# START OF STORED DATA

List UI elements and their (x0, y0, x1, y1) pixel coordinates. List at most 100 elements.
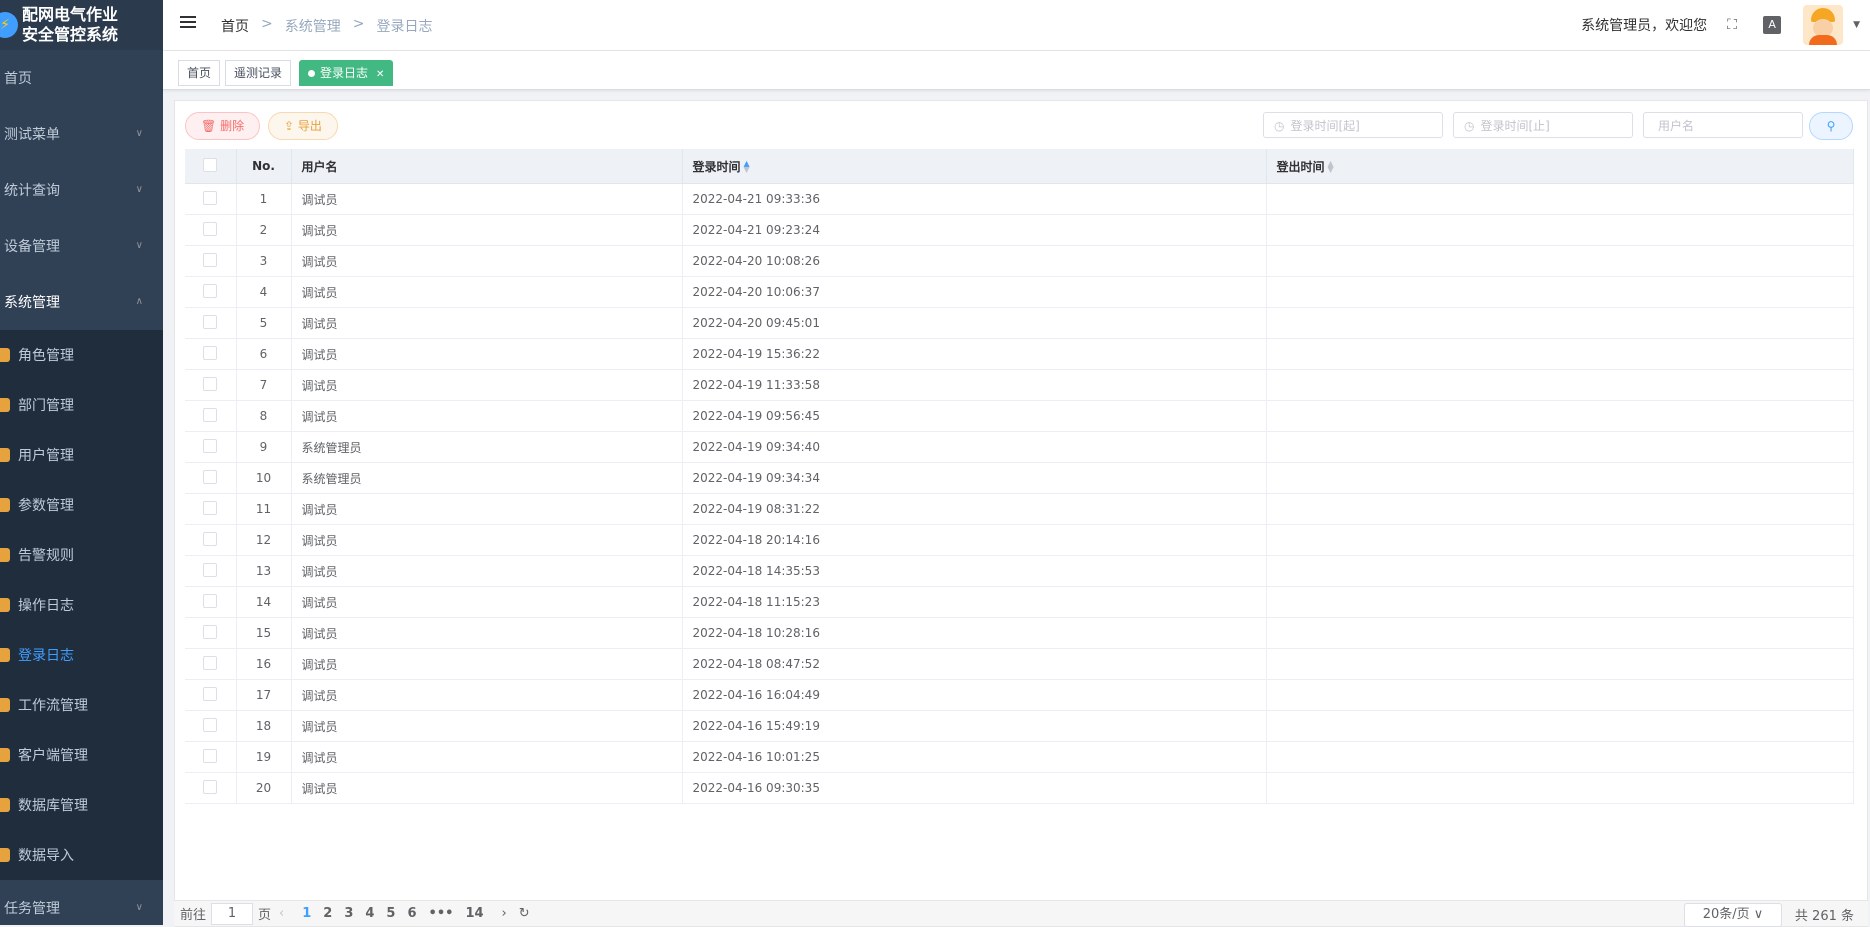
page-number[interactable]: ••• (429, 906, 454, 921)
sidebar-item-roles[interactable]: 角色管理 (0, 330, 163, 380)
row-checkbox[interactable] (185, 648, 237, 680)
row-checkbox[interactable] (185, 772, 237, 804)
sort-icon[interactable]: ▲ ▼ (744, 160, 750, 174)
export-button[interactable]: ⇪ 导出 (268, 112, 338, 140)
table-row[interactable]: 16 调试员 2022-04-18 08:47:52 (185, 648, 1854, 680)
row-checkbox[interactable] (185, 307, 237, 339)
select-all-checkbox[interactable] (185, 149, 237, 184)
table-row[interactable]: 1 调试员 2022-04-21 09:33:36 (185, 183, 1854, 215)
hamburger-icon[interactable] (180, 16, 196, 30)
row-logout-time (1266, 338, 1854, 370)
login-end-input[interactable]: ◷ 登录时间[止] (1453, 112, 1633, 138)
tab-home[interactable]: 首页 (178, 60, 221, 86)
sidebar-item-alarm-rules[interactable]: 告警规则 (0, 530, 163, 580)
sidebar-item-system[interactable]: 系统管理 ∧ (0, 274, 163, 330)
table-row[interactable]: 14 调试员 2022-04-18 11:15:23 (185, 586, 1854, 618)
table-row[interactable]: 8 调试员 2022-04-19 09:56:45 (185, 400, 1854, 432)
row-checkbox[interactable] (185, 400, 237, 432)
page-number[interactable]: 3 (344, 906, 353, 921)
col-login-time[interactable]: 登录时间 ▲ ▼ (682, 149, 1267, 184)
breadcrumb-home[interactable]: 首页 (221, 16, 249, 36)
row-checkbox[interactable] (185, 462, 237, 494)
page-number[interactable]: 4 (365, 906, 374, 921)
page-number[interactable]: 1 (302, 906, 311, 921)
caret-down-icon[interactable]: ▼ (1853, 20, 1860, 30)
row-checkbox[interactable] (185, 555, 237, 587)
sidebar-item-devices[interactable]: 设备管理 ∨ (0, 218, 163, 274)
table-row[interactable]: 10 系统管理员 2022-04-19 09:34:34 (185, 462, 1854, 494)
sidebar-item-operation-log[interactable]: 操作日志 (0, 580, 163, 630)
row-checkbox[interactable] (185, 369, 237, 401)
row-checkbox[interactable] (185, 524, 237, 556)
page-number[interactable]: 5 (386, 906, 395, 921)
language-icon[interactable]: A (1763, 16, 1782, 34)
row-no: 18 (236, 710, 292, 742)
row-checkbox[interactable] (185, 679, 237, 711)
table-row[interactable]: 15 调试员 2022-04-18 10:28:16 (185, 617, 1854, 649)
username-input[interactable]: 用户名 (1643, 112, 1803, 138)
sidebar-item-data-import[interactable]: 数据导入 (0, 830, 163, 880)
row-checkbox[interactable] (185, 338, 237, 370)
sidebar-item-login-log[interactable]: 登录日志 (0, 630, 163, 680)
table-row[interactable]: 5 调试员 2022-04-20 09:45:01 (185, 307, 1854, 339)
page-number[interactable]: 14 (465, 906, 483, 921)
sidebar-item-statistics[interactable]: 统计查询 ∨ (0, 162, 163, 218)
page-number[interactable]: 6 (407, 906, 416, 921)
table-row[interactable]: 7 调试员 2022-04-19 11:33:58 (185, 369, 1854, 401)
chevron-up-icon: ∧ (135, 296, 143, 307)
table-row[interactable]: 13 调试员 2022-04-18 14:35:53 (185, 555, 1854, 587)
table-row[interactable]: 3 调试员 2022-04-20 10:08:26 (185, 245, 1854, 277)
table-row[interactable]: 17 调试员 2022-04-16 16:04:49 (185, 679, 1854, 711)
row-checkbox[interactable] (185, 586, 237, 618)
table-row[interactable]: 6 调试员 2022-04-19 15:36:22 (185, 338, 1854, 370)
table-row[interactable]: 20 调试员 2022-04-16 09:30:35 (185, 772, 1854, 804)
close-icon[interactable]: ✕ (376, 69, 384, 80)
table-row[interactable]: 19 调试员 2022-04-16 10:01:25 (185, 741, 1854, 773)
row-checkbox[interactable] (185, 276, 237, 308)
row-checkbox[interactable] (185, 245, 237, 277)
goto-page-input[interactable]: 1 (211, 902, 254, 925)
table-row[interactable]: 9 系统管理员 2022-04-19 09:34:40 (185, 431, 1854, 463)
sidebar-item-clients[interactable]: 客户端管理 (0, 730, 163, 780)
sidebar-item-departments[interactable]: 部门管理 (0, 380, 163, 430)
row-checkbox[interactable] (185, 183, 237, 215)
row-username: 调试员 (291, 555, 683, 587)
table-row[interactable]: 4 调试员 2022-04-20 10:06:37 (185, 276, 1854, 308)
delete-button[interactable]: 🗑 删除 (185, 112, 261, 140)
table-row[interactable]: 12 调试员 2022-04-18 20:14:16 (185, 524, 1854, 556)
row-no: 1 (236, 183, 292, 215)
row-checkbox[interactable] (185, 493, 237, 525)
fullscreen-icon[interactable]: ⛶ (1723, 16, 1741, 34)
sidebar-item-database[interactable]: 数据库管理 (0, 780, 163, 830)
col-logout-time[interactable]: 登出时间 ▲ ▼ (1266, 149, 1854, 184)
row-logout-time (1266, 555, 1854, 587)
app-logo: ⚡ 配网电气作业 安全管控系统 (0, 0, 163, 50)
row-checkbox[interactable] (185, 741, 237, 773)
row-checkbox[interactable] (185, 710, 237, 742)
row-login-time: 2022-04-16 09:30:35 (682, 772, 1267, 804)
refresh-icon[interactable]: ↻ (519, 906, 530, 921)
sidebar-item-params[interactable]: 参数管理 (0, 480, 163, 530)
table-row[interactable]: 18 调试员 2022-04-16 15:49:19 (185, 710, 1854, 742)
page-size-select[interactable]: 20条/页 ∨ (1684, 903, 1782, 927)
sidebar-item-users[interactable]: 用户管理 (0, 430, 163, 480)
table-row[interactable]: 2 调试员 2022-04-21 09:23:24 (185, 214, 1854, 246)
login-start-input[interactable]: ◷ 登录时间[起] (1263, 112, 1443, 138)
search-button[interactable]: ⚲ (1809, 112, 1853, 140)
row-checkbox[interactable] (185, 214, 237, 246)
sidebar-item-home[interactable]: 首页 (0, 50, 163, 106)
tab-telemetry[interactable]: 遥测记录 (225, 60, 292, 86)
tab-login-log[interactable]: 登录日志 ✕ (299, 60, 394, 86)
row-login-time: 2022-04-18 14:35:53 (682, 555, 1267, 587)
row-checkbox[interactable] (185, 431, 237, 463)
next-page-icon[interactable]: › (502, 906, 507, 921)
page-number[interactable]: 2 (323, 906, 332, 921)
sidebar-item-tasks[interactable]: 任务管理 ∨ (0, 880, 163, 925)
sidebar-item-workflow[interactable]: 工作流管理 (0, 680, 163, 730)
table-row[interactable]: 11 调试员 2022-04-19 08:31:22 (185, 493, 1854, 525)
avatar[interactable] (1803, 5, 1844, 45)
sort-icon[interactable]: ▲ ▼ (1328, 160, 1334, 174)
row-checkbox[interactable] (185, 617, 237, 649)
sidebar-item-test-menu[interactable]: 测试菜单 ∨ (0, 106, 163, 162)
prev-page-icon[interactable]: ‹ (279, 906, 284, 921)
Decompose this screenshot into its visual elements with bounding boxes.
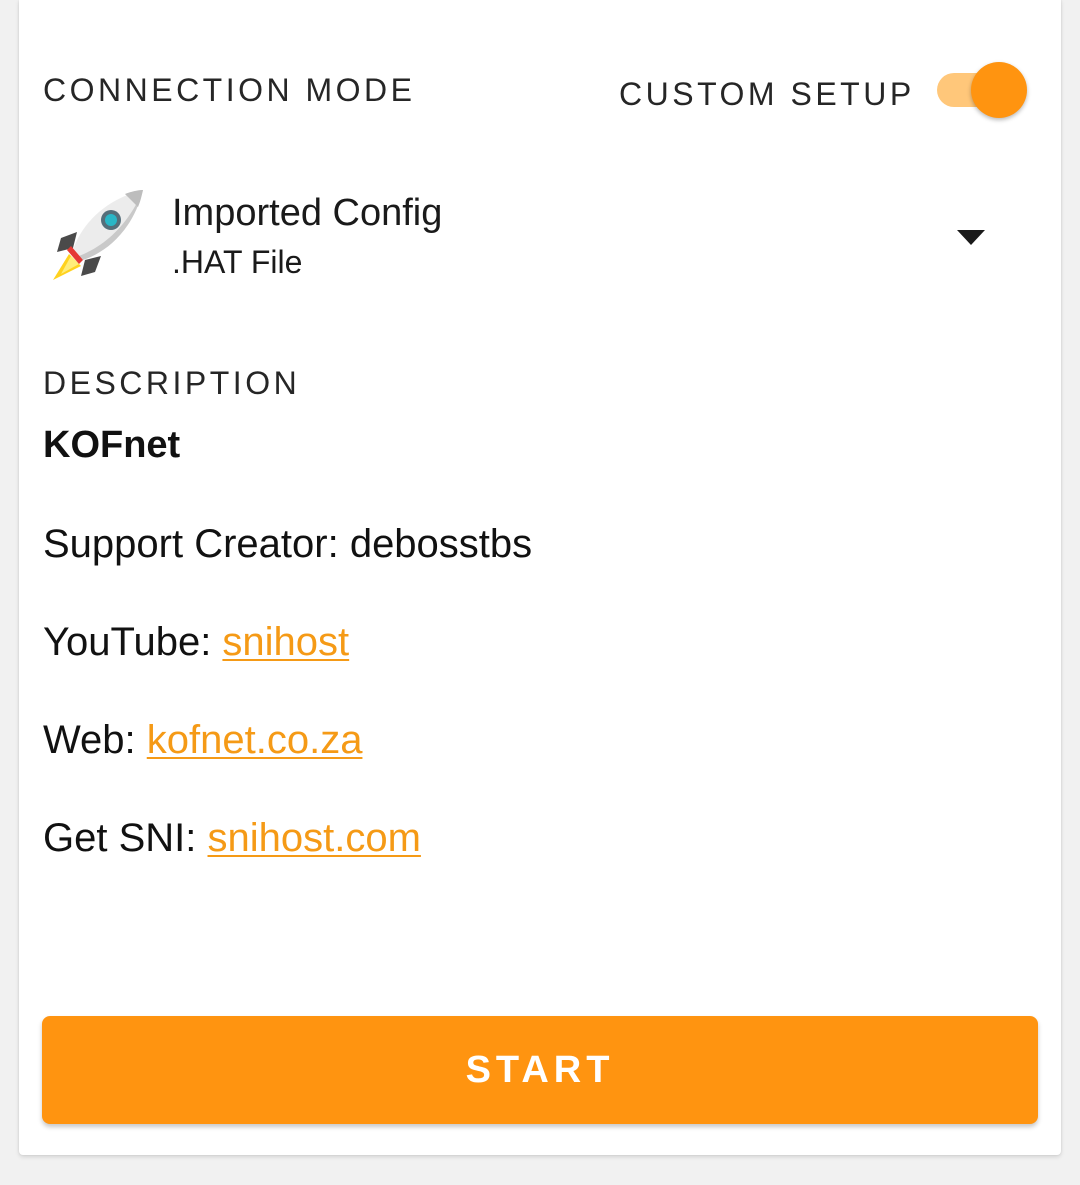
web-prefix: Web: [43, 718, 147, 762]
youtube-line: YouTube: snihost [43, 620, 349, 665]
custom-setup-toggle[interactable] [937, 62, 1027, 118]
support-creator-line: Support Creator: debosstbs [43, 522, 533, 566]
custom-setup-label: CUSTOM SETUP [619, 76, 915, 112]
get-sni-link[interactable]: snihost.com [208, 816, 421, 860]
rocket-icon [51, 188, 145, 282]
web-line: Web: kofnet.co.za [43, 718, 362, 763]
config-subtitle: .HAT File [172, 244, 303, 280]
start-button[interactable]: START [42, 1016, 1038, 1124]
get-sni-prefix: Get SNI: [43, 816, 208, 860]
youtube-link[interactable]: snihost [222, 620, 349, 664]
toggle-thumb [971, 62, 1027, 118]
description-label: DESCRIPTION [43, 365, 301, 401]
config-selector[interactable]: Imported Config .HAT File [43, 180, 1043, 290]
description-name: KOFnet [43, 424, 181, 466]
connection-card: CONNECTION MODE CUSTOM SETUP Imported Co… [19, 0, 1061, 1155]
connection-mode-label: CONNECTION MODE [43, 72, 416, 108]
get-sni-line: Get SNI: snihost.com [43, 816, 421, 861]
web-link[interactable]: kofnet.co.za [147, 718, 363, 762]
youtube-prefix: YouTube: [43, 620, 223, 664]
config-title: Imported Config [172, 192, 443, 234]
dropdown-arrow-icon[interactable] [957, 230, 985, 246]
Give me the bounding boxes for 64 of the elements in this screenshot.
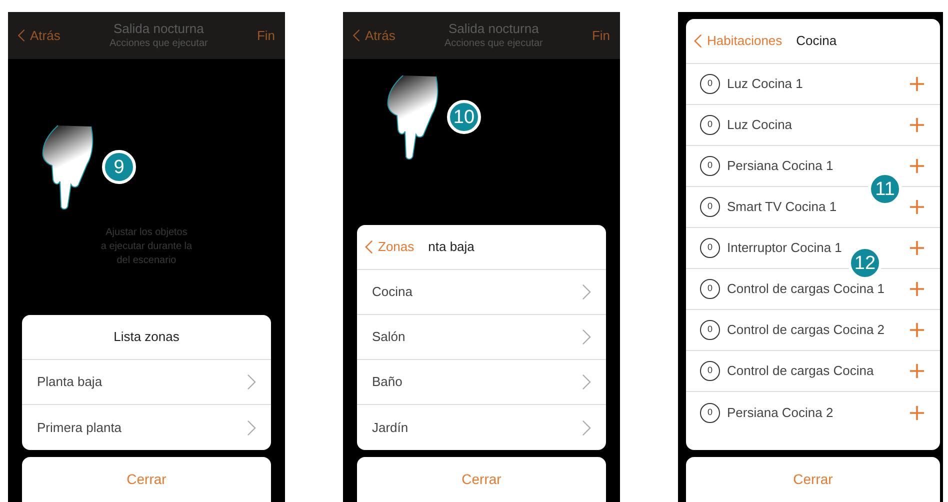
add-button[interactable] (908, 116, 926, 134)
close-button[interactable]: Cerrar (686, 457, 940, 502)
back-chevron-icon (353, 29, 360, 42)
hint-text: del escenario (116, 254, 176, 268)
plus-icon (910, 159, 924, 173)
sheet-title: Cocina (796, 32, 837, 50)
plus-icon (910, 406, 924, 420)
chevron-right-icon (582, 420, 591, 436)
plus-icon (910, 77, 924, 91)
add-button[interactable] (908, 280, 926, 298)
list-item[interactable]: Baño (357, 360, 606, 405)
add-button[interactable] (908, 404, 926, 422)
back-link[interactable]: Zonas (365, 237, 414, 257)
back-link[interactable]: Atrás (353, 26, 396, 46)
back-link[interactable]: Atrás (18, 26, 60, 46)
chevron-right-icon (582, 374, 591, 390)
list-item[interactable]: Cocina (357, 270, 606, 315)
done-link[interactable]: Fin (592, 26, 610, 46)
chevron-right-icon (582, 284, 591, 300)
object-label: Interruptor Cocina 1 (727, 239, 843, 258)
add-button[interactable] (908, 198, 926, 216)
chevron-right-icon (247, 420, 256, 436)
step-badge: 10 (447, 100, 481, 134)
add-button[interactable] (908, 321, 926, 339)
list-item[interactable]: Jardín (357, 405, 606, 450)
object-label: Luz Cocina (727, 116, 794, 134)
add-button[interactable] (908, 239, 926, 257)
object-label: Luz Cocina 1 (727, 75, 804, 94)
plus-icon (910, 282, 924, 296)
plus-icon (910, 241, 924, 255)
add-button[interactable] (908, 157, 926, 175)
plus-icon (910, 118, 924, 132)
back-link[interactable]: Habitaciones (694, 31, 782, 51)
screen-subtitle: Acciones que ejecutar (444, 37, 543, 50)
list-item[interactable]: Primera planta (22, 405, 271, 450)
sheet-title: nta baja (428, 238, 474, 256)
object-label: Control de cargas Cocina 2 (727, 321, 886, 340)
chevron-right-icon (247, 374, 256, 390)
sheet-title: Lista zonas (114, 328, 180, 346)
screen-title: Salida nocturna (113, 21, 204, 37)
back-chevron-icon (694, 34, 702, 48)
close-button[interactable]: Cerrar (22, 457, 271, 502)
plus-icon (910, 200, 924, 214)
object-label: Persiana Cocina 1 (727, 157, 834, 176)
plus-icon (910, 323, 924, 337)
plus-icon (910, 364, 924, 378)
object-label: Smart TV Cocina 1 (727, 198, 838, 216)
list-item[interactable]: Planta baja (22, 360, 271, 405)
screen-subtitle: Acciones que ejecutar (109, 37, 208, 50)
back-chevron-icon (365, 240, 373, 254)
done-link[interactable]: Fin (256, 26, 275, 46)
hint-text: a ejecutar durante la (100, 240, 192, 254)
chevron-right-icon (582, 329, 591, 345)
object-label: Control de cargas Cocina (727, 362, 875, 380)
add-button[interactable] (908, 362, 926, 380)
hint-text: Ajustar los objetos (106, 226, 188, 240)
screen-title: Salida nocturna (448, 21, 539, 37)
add-button[interactable] (908, 75, 926, 93)
object-label: Persiana Cocina 2 (727, 404, 834, 422)
step-badge: 9 (102, 150, 136, 184)
close-button[interactable]: Cerrar (357, 457, 606, 502)
back-chevron-icon (18, 29, 25, 42)
object-label: Control de cargas Cocina 1 (727, 280, 886, 298)
list-item[interactable]: Salón (357, 315, 606, 360)
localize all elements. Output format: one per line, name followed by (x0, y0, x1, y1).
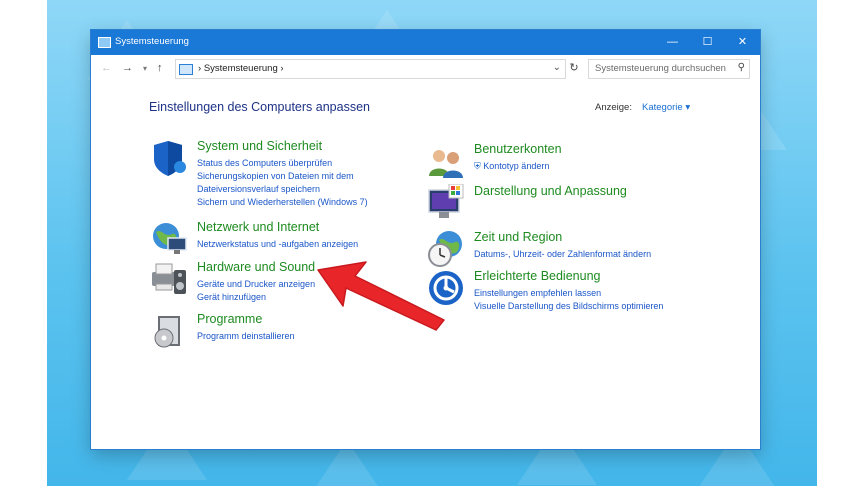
annotation-arrow-icon (317, 261, 445, 331)
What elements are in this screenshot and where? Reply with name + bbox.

# END OF STORED DATA

#### BRIEF
Put the entries from the line containing "add-button[interactable] (908, 116, 926, 134)" up to and including the line containing "add-button[interactable] (908, 404, 926, 422)" into a Markdown table with the columns No. and Line. Number each row, and leave out any blank lines.

#### TASK OUTPUT
| No. | Line |
|---|---|
| 1 | add-button[interactable] (908, 116, 926, 134) |
| 2 | close-button[interactable]: Cerrar (686, 457, 940, 502) |
| 3 | back-chevron-icon (353, 29, 360, 42) |
| 4 | hint-text: del escenario (116, 254, 176, 268) |
| 5 | plus-icon (910, 159, 924, 173) |
| 6 | sheet-title: Cocina (796, 32, 837, 50) |
| 7 | plus-icon (910, 406, 924, 420) |
| 8 | chevron-right-icon (582, 420, 591, 436) |
| 9 | plus-icon (910, 77, 924, 91) |
| 10 | add-button[interactable] (908, 280, 926, 298) |
| 11 | list-item[interactable]: Baño (357, 360, 606, 405) |
| 12 | add-button[interactable] (908, 404, 926, 422) |